**Problem requirements**: From the entries below, list each line with "high".

**Entries**:

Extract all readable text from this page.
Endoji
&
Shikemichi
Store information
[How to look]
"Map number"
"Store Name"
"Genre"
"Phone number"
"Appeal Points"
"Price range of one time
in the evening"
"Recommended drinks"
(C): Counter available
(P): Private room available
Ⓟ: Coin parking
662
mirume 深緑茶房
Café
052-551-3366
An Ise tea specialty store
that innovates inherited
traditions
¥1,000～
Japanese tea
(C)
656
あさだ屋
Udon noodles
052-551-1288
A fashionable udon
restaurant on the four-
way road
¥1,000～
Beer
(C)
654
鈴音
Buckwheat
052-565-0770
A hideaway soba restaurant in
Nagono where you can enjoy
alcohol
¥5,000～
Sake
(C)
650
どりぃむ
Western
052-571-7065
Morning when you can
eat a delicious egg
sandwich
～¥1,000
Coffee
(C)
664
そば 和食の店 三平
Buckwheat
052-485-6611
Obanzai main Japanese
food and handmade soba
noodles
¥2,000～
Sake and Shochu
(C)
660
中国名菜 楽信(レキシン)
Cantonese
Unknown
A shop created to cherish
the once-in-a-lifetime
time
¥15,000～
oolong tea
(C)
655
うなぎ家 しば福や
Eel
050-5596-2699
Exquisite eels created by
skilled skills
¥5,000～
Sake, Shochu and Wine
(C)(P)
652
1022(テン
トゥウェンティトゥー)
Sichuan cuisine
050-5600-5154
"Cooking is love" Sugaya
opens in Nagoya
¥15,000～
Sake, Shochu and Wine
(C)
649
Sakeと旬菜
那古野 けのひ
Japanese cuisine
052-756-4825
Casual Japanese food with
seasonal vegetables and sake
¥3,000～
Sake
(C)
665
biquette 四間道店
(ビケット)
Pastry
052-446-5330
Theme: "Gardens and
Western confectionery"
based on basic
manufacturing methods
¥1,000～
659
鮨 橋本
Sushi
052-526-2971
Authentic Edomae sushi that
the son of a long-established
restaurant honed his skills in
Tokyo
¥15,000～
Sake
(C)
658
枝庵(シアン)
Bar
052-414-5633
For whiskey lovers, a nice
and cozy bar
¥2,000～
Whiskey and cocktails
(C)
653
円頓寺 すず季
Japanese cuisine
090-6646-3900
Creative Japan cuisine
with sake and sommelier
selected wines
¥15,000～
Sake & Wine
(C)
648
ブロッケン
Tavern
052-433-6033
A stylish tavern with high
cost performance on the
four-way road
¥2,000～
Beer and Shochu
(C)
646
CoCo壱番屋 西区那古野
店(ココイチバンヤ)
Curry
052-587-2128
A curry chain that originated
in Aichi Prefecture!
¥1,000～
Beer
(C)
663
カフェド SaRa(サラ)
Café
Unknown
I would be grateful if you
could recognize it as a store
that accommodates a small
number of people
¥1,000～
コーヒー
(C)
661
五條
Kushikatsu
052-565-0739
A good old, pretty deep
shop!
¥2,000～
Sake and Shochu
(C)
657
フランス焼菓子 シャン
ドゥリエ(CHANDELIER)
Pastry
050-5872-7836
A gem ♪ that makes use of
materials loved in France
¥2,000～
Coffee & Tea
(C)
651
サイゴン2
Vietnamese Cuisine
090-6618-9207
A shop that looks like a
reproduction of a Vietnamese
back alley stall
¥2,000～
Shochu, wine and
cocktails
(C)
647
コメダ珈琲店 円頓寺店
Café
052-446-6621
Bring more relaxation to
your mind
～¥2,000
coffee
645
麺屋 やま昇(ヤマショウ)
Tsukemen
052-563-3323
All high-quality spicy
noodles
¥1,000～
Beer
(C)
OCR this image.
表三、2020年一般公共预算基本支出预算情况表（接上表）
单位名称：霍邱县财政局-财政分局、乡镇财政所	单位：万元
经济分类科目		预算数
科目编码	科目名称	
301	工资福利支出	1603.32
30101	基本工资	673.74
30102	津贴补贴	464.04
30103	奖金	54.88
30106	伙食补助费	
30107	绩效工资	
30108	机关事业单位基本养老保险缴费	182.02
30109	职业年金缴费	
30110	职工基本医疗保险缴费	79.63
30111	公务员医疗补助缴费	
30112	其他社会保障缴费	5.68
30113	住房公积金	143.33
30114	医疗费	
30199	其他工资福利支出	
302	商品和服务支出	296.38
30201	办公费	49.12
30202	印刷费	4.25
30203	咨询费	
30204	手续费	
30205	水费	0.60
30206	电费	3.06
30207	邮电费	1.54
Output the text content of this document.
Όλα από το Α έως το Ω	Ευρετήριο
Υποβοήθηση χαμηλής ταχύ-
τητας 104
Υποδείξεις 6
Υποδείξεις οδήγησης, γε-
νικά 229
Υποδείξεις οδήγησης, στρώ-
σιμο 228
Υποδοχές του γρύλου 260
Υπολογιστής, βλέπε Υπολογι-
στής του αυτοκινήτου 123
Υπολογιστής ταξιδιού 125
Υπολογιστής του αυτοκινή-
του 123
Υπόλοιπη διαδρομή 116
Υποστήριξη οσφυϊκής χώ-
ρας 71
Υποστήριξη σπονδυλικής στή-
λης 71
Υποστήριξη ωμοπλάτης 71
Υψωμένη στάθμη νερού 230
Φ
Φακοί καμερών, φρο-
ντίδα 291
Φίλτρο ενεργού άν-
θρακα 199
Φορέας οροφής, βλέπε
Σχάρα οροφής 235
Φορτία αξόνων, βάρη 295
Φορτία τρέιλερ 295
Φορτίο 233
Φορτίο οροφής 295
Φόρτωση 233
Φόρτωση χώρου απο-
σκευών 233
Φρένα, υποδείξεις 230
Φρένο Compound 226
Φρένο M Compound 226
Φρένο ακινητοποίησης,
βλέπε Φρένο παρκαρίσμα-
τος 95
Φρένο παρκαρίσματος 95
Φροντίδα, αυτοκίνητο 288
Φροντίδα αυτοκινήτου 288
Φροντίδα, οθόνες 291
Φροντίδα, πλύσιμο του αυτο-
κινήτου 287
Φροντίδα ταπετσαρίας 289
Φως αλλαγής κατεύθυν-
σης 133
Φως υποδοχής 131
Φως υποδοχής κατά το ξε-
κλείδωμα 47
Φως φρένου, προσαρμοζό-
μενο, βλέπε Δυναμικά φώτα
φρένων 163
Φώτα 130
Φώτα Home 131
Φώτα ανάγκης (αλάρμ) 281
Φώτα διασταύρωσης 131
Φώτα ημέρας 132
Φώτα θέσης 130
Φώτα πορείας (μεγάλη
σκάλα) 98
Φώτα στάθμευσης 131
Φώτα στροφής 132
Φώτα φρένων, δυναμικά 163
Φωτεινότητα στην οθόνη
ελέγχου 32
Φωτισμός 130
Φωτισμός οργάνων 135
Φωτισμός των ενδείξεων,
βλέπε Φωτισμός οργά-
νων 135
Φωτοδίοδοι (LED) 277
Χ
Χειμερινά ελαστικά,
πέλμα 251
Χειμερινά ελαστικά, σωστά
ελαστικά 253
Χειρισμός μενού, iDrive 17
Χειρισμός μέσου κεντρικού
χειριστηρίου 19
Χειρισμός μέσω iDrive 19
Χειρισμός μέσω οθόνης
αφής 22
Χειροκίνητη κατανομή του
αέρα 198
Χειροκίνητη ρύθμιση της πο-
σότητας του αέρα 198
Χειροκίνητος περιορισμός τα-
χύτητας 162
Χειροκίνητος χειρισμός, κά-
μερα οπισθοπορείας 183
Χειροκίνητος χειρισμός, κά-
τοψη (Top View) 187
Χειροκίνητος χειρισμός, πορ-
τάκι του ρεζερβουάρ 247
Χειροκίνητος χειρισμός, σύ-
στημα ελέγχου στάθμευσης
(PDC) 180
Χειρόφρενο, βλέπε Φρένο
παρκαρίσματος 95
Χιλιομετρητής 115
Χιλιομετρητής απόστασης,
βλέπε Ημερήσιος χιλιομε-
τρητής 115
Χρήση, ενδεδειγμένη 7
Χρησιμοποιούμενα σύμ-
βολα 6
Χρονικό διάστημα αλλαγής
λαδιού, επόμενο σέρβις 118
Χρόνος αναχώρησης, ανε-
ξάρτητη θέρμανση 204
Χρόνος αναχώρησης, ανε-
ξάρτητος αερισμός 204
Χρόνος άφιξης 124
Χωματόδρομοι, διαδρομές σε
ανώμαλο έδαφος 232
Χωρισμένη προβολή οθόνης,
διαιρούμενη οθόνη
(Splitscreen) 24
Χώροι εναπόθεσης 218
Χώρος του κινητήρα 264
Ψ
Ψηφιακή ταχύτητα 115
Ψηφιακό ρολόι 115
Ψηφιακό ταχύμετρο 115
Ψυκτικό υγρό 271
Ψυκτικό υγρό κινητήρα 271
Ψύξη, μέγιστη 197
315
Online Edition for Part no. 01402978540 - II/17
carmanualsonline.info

**Answer to this exercise**:
A stylish tavern with high
All high-quality spicy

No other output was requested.